→ **Given instruction**
Find each line holding "ingen" and copy it out.

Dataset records
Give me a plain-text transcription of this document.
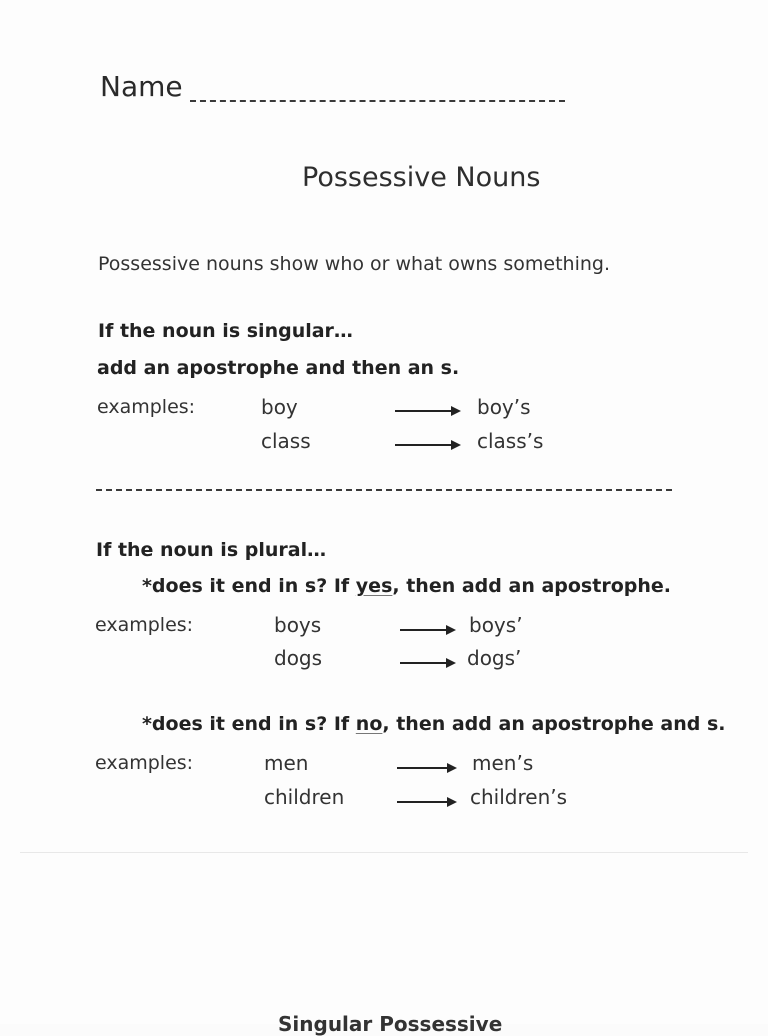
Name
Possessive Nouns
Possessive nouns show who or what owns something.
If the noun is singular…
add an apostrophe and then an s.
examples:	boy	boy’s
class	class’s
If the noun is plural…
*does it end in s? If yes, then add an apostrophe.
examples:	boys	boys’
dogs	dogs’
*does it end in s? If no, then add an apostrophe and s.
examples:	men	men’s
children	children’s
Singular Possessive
* * *
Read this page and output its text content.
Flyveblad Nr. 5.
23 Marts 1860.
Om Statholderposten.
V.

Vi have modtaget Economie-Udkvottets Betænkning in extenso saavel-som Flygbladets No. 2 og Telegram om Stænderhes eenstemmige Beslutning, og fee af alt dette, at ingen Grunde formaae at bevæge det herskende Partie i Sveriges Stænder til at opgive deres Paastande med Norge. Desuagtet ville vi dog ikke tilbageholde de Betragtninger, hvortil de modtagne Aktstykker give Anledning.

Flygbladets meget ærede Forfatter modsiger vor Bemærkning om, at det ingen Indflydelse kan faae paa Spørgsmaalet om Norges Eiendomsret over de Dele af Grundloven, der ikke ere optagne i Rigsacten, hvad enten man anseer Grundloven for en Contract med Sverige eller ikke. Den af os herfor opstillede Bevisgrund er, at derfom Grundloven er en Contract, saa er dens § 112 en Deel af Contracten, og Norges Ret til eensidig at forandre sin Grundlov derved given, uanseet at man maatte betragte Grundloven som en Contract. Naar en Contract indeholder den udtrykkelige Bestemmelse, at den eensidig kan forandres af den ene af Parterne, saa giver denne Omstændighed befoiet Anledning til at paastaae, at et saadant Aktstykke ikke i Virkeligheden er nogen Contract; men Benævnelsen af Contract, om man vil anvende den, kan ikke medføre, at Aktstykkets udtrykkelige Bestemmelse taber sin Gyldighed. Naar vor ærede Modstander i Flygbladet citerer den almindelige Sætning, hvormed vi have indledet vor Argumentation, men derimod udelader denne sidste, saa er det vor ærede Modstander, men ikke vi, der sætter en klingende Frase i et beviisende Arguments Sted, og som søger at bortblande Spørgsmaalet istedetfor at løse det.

→ **Written response**
Vi have modtaget Economie-Udkvottets Betænkning in extenso saavel-som Flygbladets No. 2 og Telegram om Stænderhes eenstemmige Beslutning, og fee af alt dette, at ingen Grunde formaae at bevæge det herskende Partie i Sveriges Stænder til at opgive deres Paastande med Norge. Desuagtet ville vi dog ikke tilbageholde de Betragtninger, hvortil de modtagne Aktstykker give Anledning.
Flygbladets meget ærede Forfatter modsiger vor Bemærkning om, at det ingen Indflydelse kan faae paa Spørgsmaalet om Norges Eiendomsret over de Dele af Grundloven, der ikke ere optagne i Rigsacten, hvad enten man anseer Grundloven for en Contract med Sverige eller ikke. Den af os herfor opstillede Bevisgrund er, at derfom Grundloven er en Contract, saa er dens § 112 en Deel af Contracten, og Norges Ret til eensidig at forandre sin Grundlov derved given, uanseet at man maatte betragte Grundloven som en Contract. Naar en Contract indeholder den udtrykkelige Bestemmelse, at den eensidig kan forandres af den ene af Parterne, saa giver denne Omstændighed befoiet Anledning til at paastaae, at et saadant Aktstykke ikke i Virkeligheden er nogen Contract; men Benævnelsen af Contract, om man vil anvende den, kan ikke medføre, at Aktstykkets udtrykkelige Bestemmelse taber sin Gyldighed. Naar vor ærede Modstander i Flygbladet citerer den almindelige Sætning, hvormed vi have indledet vor Argumentation, men derimod udelader denne sidste, saa er det vor ærede Modstander, men ikke vi, der sætter en klingende Frase i et beviisende Arguments Sted, og som søger at bortblande Spørgsmaalet istedetfor at løse det.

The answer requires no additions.